▸ **OBJECTIVE**
What is the number of lines containing the string "planta"? Answer with the number only.
## START
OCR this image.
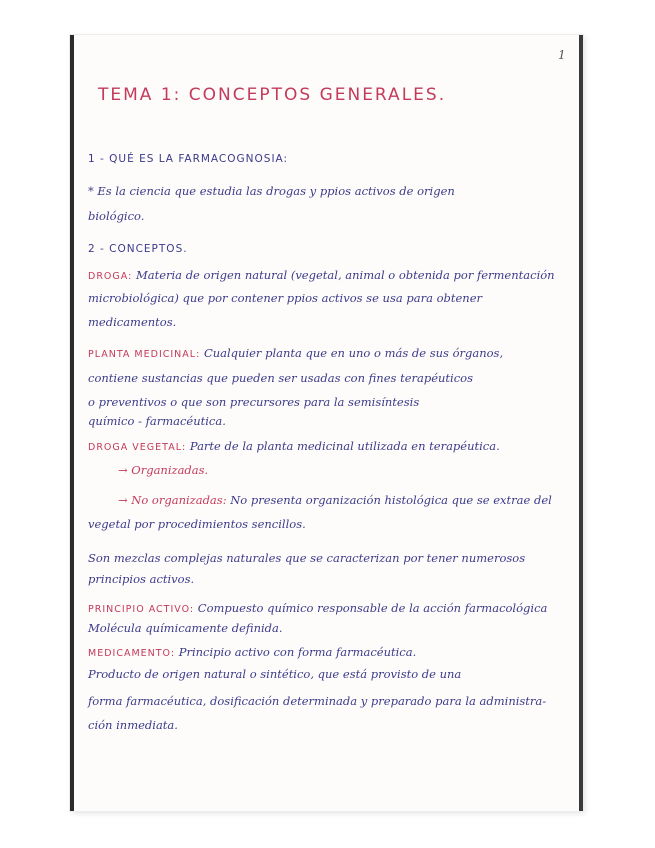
1
TEMA 1: CONCEPTOS GENERALES.
1 - QUÉ ES LA FARMACOGNOSIA:
* Es la ciencia que estudia las drogas y ppios activos de origen
biológico.
2 - CONCEPTOS.
DROGA: Materia de origen natural (vegetal, animal o obtenida por fermentación
microbiológica) que por contener ppios activos se usa para obtener
medicamentos.
PLANTA MEDICINAL: Cualquier planta que en uno o más de sus órganos,
contiene sustancias que pueden ser usadas con fines terapéuticos
o preventivos o que son precursores para la semisíntesis
químico - farmacéutica.
DROGA VEGETAL: Parte de la planta medicinal utilizada en terapéutica.
→ Organizadas.
→ No organizadas: No presenta organización histológica que se extrae del
vegetal por procedimientos sencillos.
Son mezclas complejas naturales que se caracterizan por tener numerosos
principios activos.
PRINCIPIO ACTIVO: Compuesto químico responsable de la acción farmacológica
Molécula químicamente definida.
MEDICAMENTO: Principio activo con forma farmacéutica.
Producto de origen natural o sintético, que está provisto de una
forma farmacéutica, dosificación determinada y preparado para la administra-
ción inmediata.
## END
▸ **SOLUTION**
2